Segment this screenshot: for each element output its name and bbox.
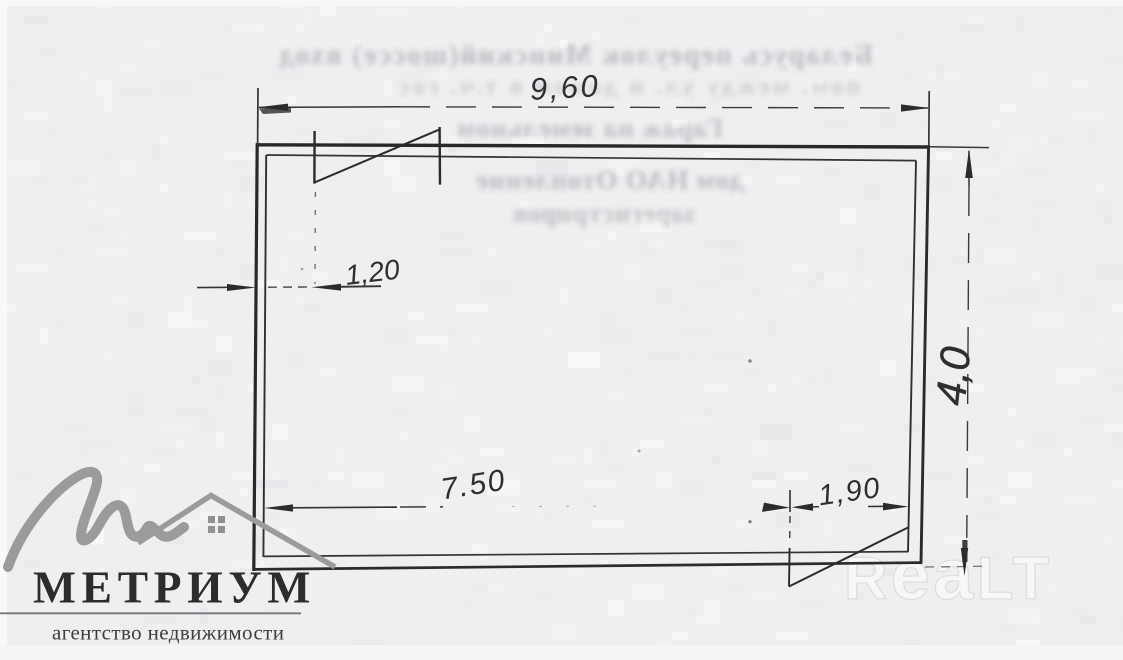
wall bottom inner (263, 552, 908, 557)
dimension 1,90 left arrow blob pointing right (762, 503, 790, 512)
dimension 9,60 line solid part (259, 106, 400, 109)
dimension 4,0 bottom arrowhead (961, 548, 968, 576)
bleed-through mirrored stamp text line 2 (299, 73, 861, 101)
dimension 7.50 line solid (291, 506, 397, 509)
bleed-through mirrored stamp text line 1 (281, 40, 873, 72)
dimension 1,20 inner dashes (268, 286, 309, 288)
dimension 4,0 line dashed (967, 186, 969, 538)
dimension 9,60 left arrowhead (258, 104, 288, 111)
wall top outer (256, 145, 930, 147)
logo house roof (138, 496, 335, 568)
door jamb line (788, 548, 791, 587)
logo house window panes (208, 516, 225, 533)
dimension 4,0 top arrowhead (965, 149, 973, 178)
dimension 4,0 line top solid (968, 151, 970, 186)
logo swoosh m (8, 472, 184, 567)
dimension 4,0 bottom arrow smudge (962, 540, 967, 562)
dimension 1,20 dashed projection line (314, 192, 316, 284)
dimension 1,20 arrowhead pointing left (312, 284, 341, 291)
dimension 9,60 right arrowhead (901, 104, 930, 111)
dimension 9,60 line dashed part (400, 107, 928, 108)
svg-text:МЕТРИУМ: МЕТРИУМ (33, 562, 316, 613)
dimension 1,90 arrowhead pointing left at tick (792, 503, 813, 510)
dimension 1,20 outside tail line (197, 286, 232, 288)
door jamb tick dashes (789, 516, 791, 546)
logo rule line (0, 612, 301, 614)
speck left dim (301, 268, 304, 271)
dimension 9,60 left extension line (257, 88, 259, 145)
dimension 9,60 left arrow smudge (259, 107, 291, 115)
dimension 7.50 faint dashes (512, 505, 620, 508)
dimension 1,90 right arrowhead pointing right (883, 503, 909, 511)
door jamb tick solid top (789, 490, 791, 512)
dimension 7.50 arrowhead pointing left (264, 504, 293, 511)
dimension 1,20 outside arrowhead pointing right (227, 284, 256, 291)
window symbol right jamb (438, 127, 441, 185)
speck mid room 2 (638, 450, 641, 453)
wall bottom outer (253, 563, 922, 570)
window symbol left jamb (313, 131, 316, 184)
window symbol diagonal (315, 129, 440, 182)
wall right outer (921, 145, 929, 563)
dimension 1,90 right line (868, 505, 889, 507)
speck mid room 1 (748, 359, 752, 363)
door swing diagonal (789, 528, 908, 587)
bleed-through mirrored stamp text line 3 (377, 113, 723, 144)
wall left inner (263, 155, 266, 557)
dimension 1,20 tail line (339, 285, 381, 288)
dimension 4,0 bottom extension dashes (925, 565, 988, 568)
speck near door (748, 520, 751, 523)
wall right inner (908, 161, 916, 553)
bleed-through mirrored stamp text line 5 (420, 199, 696, 229)
wall left outer (254, 143, 257, 571)
dimension 9,60 right extension line (928, 91, 930, 146)
dimension 1,90 mid tail (811, 506, 819, 508)
dimension 7.50 line dash (400, 506, 443, 508)
svg-text:агентство недвижимости: агентство недвижимости (52, 621, 284, 645)
bleed-through mirrored stamp text line 4 (406, 165, 744, 196)
wall top inner (267, 155, 917, 161)
wall top extension right (930, 146, 989, 149)
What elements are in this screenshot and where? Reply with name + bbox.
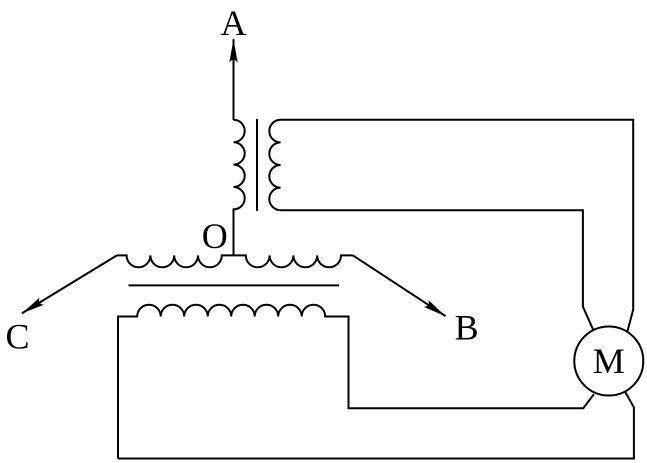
wire: phase lead to A with arrowhead <box>233 39 235 120</box>
core line between windings <box>129 284 340 286</box>
svg-text:A: A <box>221 3 247 43</box>
svg-text:C: C <box>5 317 29 357</box>
motor M (circle) <box>574 327 643 396</box>
svg-text:O: O <box>202 216 228 256</box>
lower winding (8 turns) with loop wires to motor <box>118 305 594 459</box>
svg-text:M: M <box>593 341 625 381</box>
transformer T1 secondary winding with wires to motor M <box>269 120 633 332</box>
bottom return wire to motor <box>118 392 634 458</box>
transformer T1 primary winding (vertical, 4 turns) <box>234 120 245 256</box>
transformer T1 core bar <box>256 119 258 211</box>
wire: arrow to B <box>353 255 446 316</box>
wire: arrow to C <box>22 255 117 313</box>
svg-text:B: B <box>455 308 479 348</box>
winding O-B / O-C (horizontal, 8 turns with center tap at O) <box>117 255 353 267</box>
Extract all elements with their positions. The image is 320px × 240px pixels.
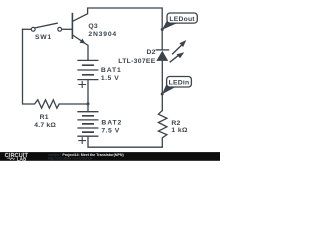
svg-text:2N3904: 2N3904 bbox=[88, 31, 117, 38]
svg-text:http://circuitlab.com/c/achqv: http://circuitlab.com/c/achqv bbox=[48, 157, 93, 161]
svg-text:BAT2: BAT2 bbox=[101, 119, 122, 126]
svg-text:D2: D2 bbox=[147, 49, 156, 56]
svg-text:LEDout: LEDout bbox=[169, 16, 195, 23]
svg-text:R1: R1 bbox=[40, 114, 49, 121]
svg-text:R2: R2 bbox=[171, 120, 180, 127]
svg-text:LEDin: LEDin bbox=[169, 80, 190, 87]
svg-text:LTL-307EE: LTL-307EE bbox=[118, 58, 155, 65]
svg-text:LAB: LAB bbox=[17, 157, 27, 162]
svg-text:SW1: SW1 bbox=[35, 34, 52, 41]
svg-text:1.5 V: 1.5 V bbox=[101, 75, 119, 82]
svg-text:Q3: Q3 bbox=[88, 23, 97, 30]
svg-text:4.7 kΩ: 4.7 kΩ bbox=[34, 122, 56, 129]
svg-text:BAT1: BAT1 bbox=[101, 67, 122, 74]
svg-text:7.5 V: 7.5 V bbox=[101, 128, 119, 135]
svg-text:1 kΩ: 1 kΩ bbox=[171, 127, 188, 134]
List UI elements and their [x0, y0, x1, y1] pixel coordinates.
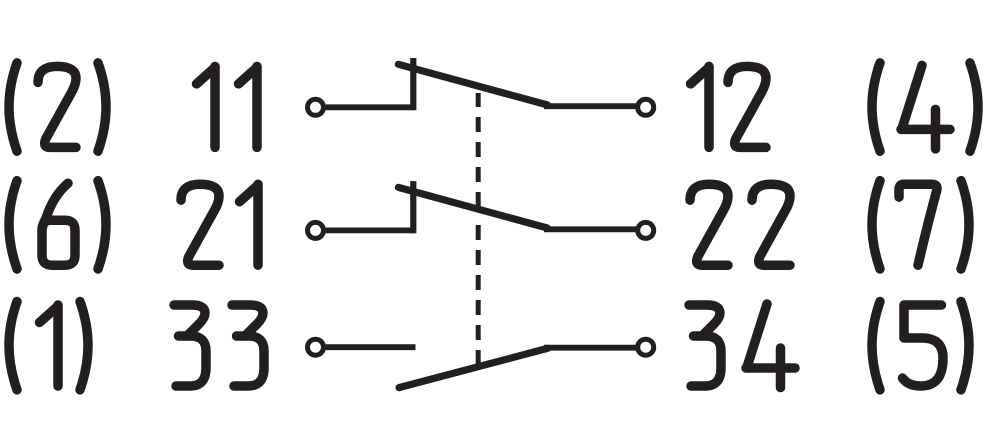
contact 21-22 (NC): left terminal circle	[308, 222, 324, 238]
label (5)	[872, 302, 969, 390]
contact 33-34 (NO): left wire (open)	[326, 344, 416, 350]
contact 11-12 (NC): fixed contact bar	[410, 58, 416, 110]
contact 21-22 (NC): right terminal circle	[638, 222, 654, 238]
contact 33-34 (NO): right terminal circle	[638, 339, 654, 355]
contact 11-12 (NC): left wire	[326, 104, 416, 110]
label 11	[197, 66, 258, 147]
contact 11-12 (NC): left terminal circle	[308, 99, 324, 115]
label (1)	[9, 302, 88, 390]
contact 21-22 (NC): fixed contact bar	[410, 181, 416, 233]
mechanical link dashed line	[476, 93, 481, 365]
label (7)	[872, 181, 969, 269]
label 34	[689, 304, 795, 388]
contact 33-34 (NO): right wire	[544, 345, 637, 351]
contact 21-22 (NC): movable contact arm	[398, 187, 547, 228]
contact 11-12 (NC): movable contact arm	[398, 64, 547, 105]
contact 21-22 (NC): left wire	[326, 227, 416, 233]
contact 21-22 (NC): right wire	[544, 226, 637, 232]
label 22	[690, 184, 790, 265]
label (2)	[9, 63, 106, 151]
contact 11-12 (NC): right wire	[544, 103, 637, 109]
label (6)	[9, 181, 106, 269]
label 33	[174, 305, 264, 386]
contact 11-12 (NC): right terminal circle	[638, 99, 654, 115]
contact 33-34 (NO): left terminal circle	[308, 339, 324, 355]
label 12	[691, 66, 767, 147]
contact 33-34 (NO): movable contact arm	[399, 348, 547, 387]
label (4)	[872, 63, 978, 151]
label 21	[181, 184, 258, 265]
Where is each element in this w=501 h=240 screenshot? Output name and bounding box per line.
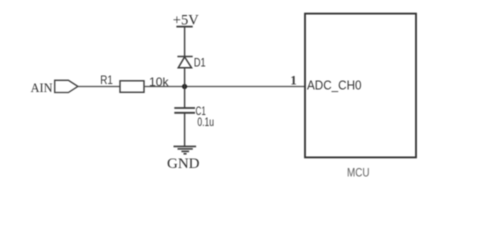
·····
Set task >> Express every line of the listing above as a JSON list of strings, one string per line, leaving out blank lines and the pictures.

Task answer >>
[
  "Segment this screenshot: for each element output its name and bbox.",
  "wall bottom inner (263, 552, 908, 557)",
  "dimension 1,90 left arrow blob pointing right (762, 503, 790, 512)",
  "dimension 9,60 line solid part (259, 106, 400, 109)",
  "dimension 4,0 bottom arrowhead (961, 548, 968, 576)",
  "bleed-through mirrored stamp text line 2 (299, 73, 861, 101)",
  "dimension 7.50 line solid (291, 506, 397, 509)",
  "bleed-through mirrored stamp text line 1 (281, 40, 873, 72)",
  "dimension 1,20 inner dashes (268, 286, 309, 288)",
  "dimension 4,0 line dashed (967, 186, 969, 538)",
  "dimension 9,60 left arrowhead (258, 104, 288, 111)",
  "wall top outer (256, 145, 930, 147)",
  "logo house roof (138, 496, 335, 568)",
  "door jamb line (788, 548, 791, 587)",
  "logo house window panes (208, 516, 225, 533)",
  "dimension 4,0 top arrowhead (965, 149, 973, 178)",
  "dimension 4,0 line top solid (968, 151, 970, 186)",
  "logo swoosh m (8, 472, 184, 567)",
  "dimension 4,0 bottom arrow smudge (962, 540, 967, 562)",
  "dimension 1,20 dashed projection line (314, 192, 316, 284)",
  "dimension 1,20 arrowhead pointing left (312, 284, 341, 291)",
  "dimension 9,60 right arrowhead (901, 104, 930, 111)",
  "dimension 9,60 line dashed part (400, 107, 928, 108)",
  "svg-text:МЕТРИУМ: МЕТРИУМ (33, 562, 316, 613)",
  "dimension 1,90 arrowhead pointing left at tick (792, 503, 813, 510)",
  "dimension 1,20 outside tail line (197, 286, 232, 288)",
  "door jamb tick dashes (789, 516, 791, 546)",
  "logo rule line (0, 612, 301, 614)",
  "speck left dim (301, 268, 304, 271)",
  "dimension 9,60 left extension line (257, 88, 259, 145)",
  "dimension 9,60 left arrow smudge (259, 107, 291, 115)",
  "dimension 7.50 faint dashes (512, 505, 620, 508)",
  "dimension 1,90 right arrowhead pointing right (883, 503, 909, 511)",
  "door jamb tick solid top (789, 490, 791, 512)",
  "dimension 7.50 arrowhead pointing left (264, 504, 293, 511)",
  "dimension 1,20 outside arrowhead pointing right (227, 284, 256, 291)",
  "window symbol right jamb (438, 127, 441, 185)",
  "speck mid room 2 (638, 450, 641, 453)",
  "wall bottom outer (253, 563, 922, 570)",
  "window symbol left jamb (313, 131, 316, 184)",
  "window symbol diagonal (315, 129, 440, 182)",
  "wall right outer (921, 145, 929, 563)",
  "dimension 1,90 right line (868, 505, 889, 507)",
  "speck mid room 1 (748, 359, 752, 363)",
  "door swing diagonal (789, 528, 908, 587)",
  "bleed-through mirrored stamp text line 3 (377, 113, 723, 144)",
  "wall left inner (263, 155, 266, 557)",
  "dimension 1,20 tail line (339, 285, 381, 288)",
  "dimension 4,0 bottom extension dashes (925, 565, 988, 568)",
  "speck near door (748, 520, 751, 523)",
  "wall right inner (908, 161, 916, 553)",
  "bleed-through mirrored stamp text line 5 (420, 199, 696, 229)",
  "wall left outer (254, 143, 257, 571)",
  "dimension 9,60 right extension line (928, 91, 930, 146)",
  "dimension 1,90 mid tail (811, 506, 819, 508)",
  "dimension 7.50 line dash (400, 506, 443, 508)",
  "svg-text:агентство недвижимости: агентство недвижимости (52, 621, 284, 645)",
  "bleed-through mirrored stamp text line 4 (406, 165, 744, 196)",
  "wall top inner (267, 155, 917, 161)",
  "wall top extension right (930, 146, 989, 149)",
  "What elements are in this screenshot and where? Reply with name + bbox.",
  "wire: phase lead to A with arrowhead <box>233 39 235 120</box>",
  "core line between windings <box>129 284 340 286</box>",
  "svg-text:A: A <box>221 3 247 43</box>",
  "svg-text:C: C <box>5 317 29 357</box>",
  "motor M (circle) <box>574 327 643 396</box>",
  "svg-text:O: O <box>202 216 228 256</box>",
  "lower winding (8 turns) with loop wires to motor <box>118 305 594 459</box>",
  "svg-text:M: M <box>593 341 625 381</box>",
  "transformer T1 secondary winding with wires to motor M <box>269 120 633 332</box>",
  "bottom return wire to motor <box>118 392 634 458</box>",
  "transformer T1 primary winding (vertical, 4 turns) <box>234 120 245 256</box>",
  "transformer T1 core bar <box>256 119 258 211</box>",
  "wire: arrow to B <box>353 255 446 316</box>",
  "wire: arrow to C <box>22 255 117 313</box>",
  "svg-text:B: B <box>455 308 479 348</box>",
  "winding O-B / O-C (horizontal, 8 turns with center tap at O) <box>117 255 353 267</box>",
  "Extract all elements with their positions. The image is 320px × 240px pixels.",
  "svg-text:2N3904: 2N3904 bbox=[88, 31, 117, 38]",
  "svg-text:http://circuitlab.com/c/achqv: http://circuitlab.com/c/achqv bbox=[48, 157, 93, 161]",
  "svg-text:BAT2: BAT2 bbox=[101, 119, 122, 126]",
  "svg-text:D2: D2 bbox=[147, 49, 156, 56]",
  "svg-text:LEDout: LEDout bbox=[169, 16, 195, 23]",
  "svg-text:R1: R1 bbox=[40, 114, 49, 121]",
  "svg-text:R2: R2 bbox=[171, 120, 180, 127]",
  "svg-text:LEDin: LEDin bbox=[169, 80, 190, 87]",
  "svg-text:LTL-307EE: LTL-307EE bbox=[118, 58, 155, 65]",
  "svg-text:LAB: LAB bbox=[17, 157, 27, 162]",
  "svg-text:SW1: SW1 bbox=[35, 34, 52, 41]",
  "svg-text:1.5 V: 1.5 V bbox=[101, 75, 119, 82]",
  "svg-text:Q3: Q3 bbox=[88, 23, 97, 30]",
  "svg-text:4.7 kΩ: 4.7 kΩ bbox=[34, 122, 56, 129]",
  "svg-text:BAT1: BAT1 bbox=[101, 67, 122, 74]",
  "svg-text:7.5 V: 7.5 V bbox=[101, 128, 119, 135]",
  "svg-text:1 kΩ: 1 kΩ bbox=[171, 127, 188, 134]",
  "List UI elements and their [x0, y0, x1, y1] pixel coordinates.",
  "contact 21-22 (NC): left terminal circle\t[308, 222, 324, 238]",
  "label (5)\t[872, 302, 969, 390]",
  "contact 33-34 (NO): left wire (open)\t[326, 344, 416, 350]",
  "contact 11-12 (NC): fixed contact bar\t[410, 58, 416, 110]",
  "contact 21-22 (NC): right terminal circle\t[638, 222, 654, 238]",
  "contact 33-34 (NO): right terminal circle\t[638, 339, 654, 355]",
  "contact 11-12 (NC): left wire\t[326, 104, 416, 110]",
  "label 11\t[197, 66, 258, 147]",
  "contact 11-12 (NC): left terminal circle\t[308, 99, 324, 115]",
  "label (1)\t[9, 302, 88, 390]",
  "contact 21-22 (NC): fixed contact bar\t[410, 181, 416, 233]",
  "mechanical link dashed line\t[476, 93, 481, 365]",
  "label (7)\t[872, 181, 969, 269]",
  "label 34\t[689, 304, 795, 388]",
  "contact 33-34 (NO): right wire\t[544, 345, 637, 351]",
  "contact 21-22 (NC): movable contact arm\t[398, 187, 547, 228]",
  "contact 11-12 (NC): movable contact arm\t[398, 64, 547, 105]",
  "contact 21-22 (NC): left wire\t[326, 227, 416, 233]",
  "contact 21-22 (NC): right wire\t[544, 226, 637, 232]",
  "label 22\t[690, 184, 790, 265]",
  "label (2)\t[9, 63, 106, 151]",
  "contact 11-12 (NC): right wire\t[544, 103, 637, 109]",
  "label (6)\t[9, 181, 106, 269]",
  "label 33\t[174, 305, 264, 386]",
  "contact 11-12 (NC): right terminal circle\t[638, 99, 654, 115]",
  "contact 33-34 (NO): left terminal circle\t[308, 339, 324, 355]",
  "label 12\t[691, 66, 767, 147]",
  "contact 33-34 (NO): movable contact arm\t[399, 348, 547, 387]",
  "label (4)\t[872, 63, 978, 151]",
  "label 21\t[181, 184, 258, 265]",
  "Where is each element in this w=501 h=240 screenshot? Output name and bounding box per line."
]